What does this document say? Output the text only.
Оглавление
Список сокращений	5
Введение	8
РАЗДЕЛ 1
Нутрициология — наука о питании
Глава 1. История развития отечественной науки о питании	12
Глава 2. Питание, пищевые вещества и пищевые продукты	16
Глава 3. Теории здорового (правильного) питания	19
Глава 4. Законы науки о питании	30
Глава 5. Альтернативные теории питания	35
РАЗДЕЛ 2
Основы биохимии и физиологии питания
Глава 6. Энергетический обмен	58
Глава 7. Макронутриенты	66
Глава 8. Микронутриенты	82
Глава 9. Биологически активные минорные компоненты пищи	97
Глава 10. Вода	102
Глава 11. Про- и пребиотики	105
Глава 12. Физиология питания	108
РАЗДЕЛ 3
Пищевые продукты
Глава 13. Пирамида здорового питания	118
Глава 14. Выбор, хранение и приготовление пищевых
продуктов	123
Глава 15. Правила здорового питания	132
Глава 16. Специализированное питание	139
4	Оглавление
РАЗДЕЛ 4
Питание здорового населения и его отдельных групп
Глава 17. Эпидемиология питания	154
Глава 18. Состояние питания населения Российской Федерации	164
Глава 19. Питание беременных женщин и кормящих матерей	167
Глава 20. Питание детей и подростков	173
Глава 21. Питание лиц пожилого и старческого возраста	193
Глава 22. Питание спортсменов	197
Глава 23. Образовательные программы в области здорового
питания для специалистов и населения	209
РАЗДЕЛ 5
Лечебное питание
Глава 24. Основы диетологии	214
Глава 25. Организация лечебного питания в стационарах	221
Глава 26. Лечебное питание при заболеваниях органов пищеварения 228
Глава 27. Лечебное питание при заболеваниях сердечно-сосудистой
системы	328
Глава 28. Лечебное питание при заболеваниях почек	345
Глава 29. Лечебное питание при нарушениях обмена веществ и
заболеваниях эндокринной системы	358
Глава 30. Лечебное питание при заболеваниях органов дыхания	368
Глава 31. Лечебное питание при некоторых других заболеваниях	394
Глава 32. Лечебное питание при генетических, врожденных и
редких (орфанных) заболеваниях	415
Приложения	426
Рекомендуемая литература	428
* * *
**STATED TASK**
Lines containing the string "Лечебное" are to be selected and copied.

**WRITTEN SOLUTION**
Лечебное питание
Глава 26. Лечебное питание при заболеваниях органов пищеварения 228
Глава 27. Лечебное питание при заболеваниях сердечно-сосудистой
Глава 28. Лечебное питание при заболеваниях почек	345
Глава 29. Лечебное питание при нарушениях обмена веществ и
Глава 30. Лечебное питание при заболеваниях органов дыхания	368
Глава 31. Лечебное питание при некоторых других заболеваниях	394
Глава 32. Лечебное питание при генетических, врожденных и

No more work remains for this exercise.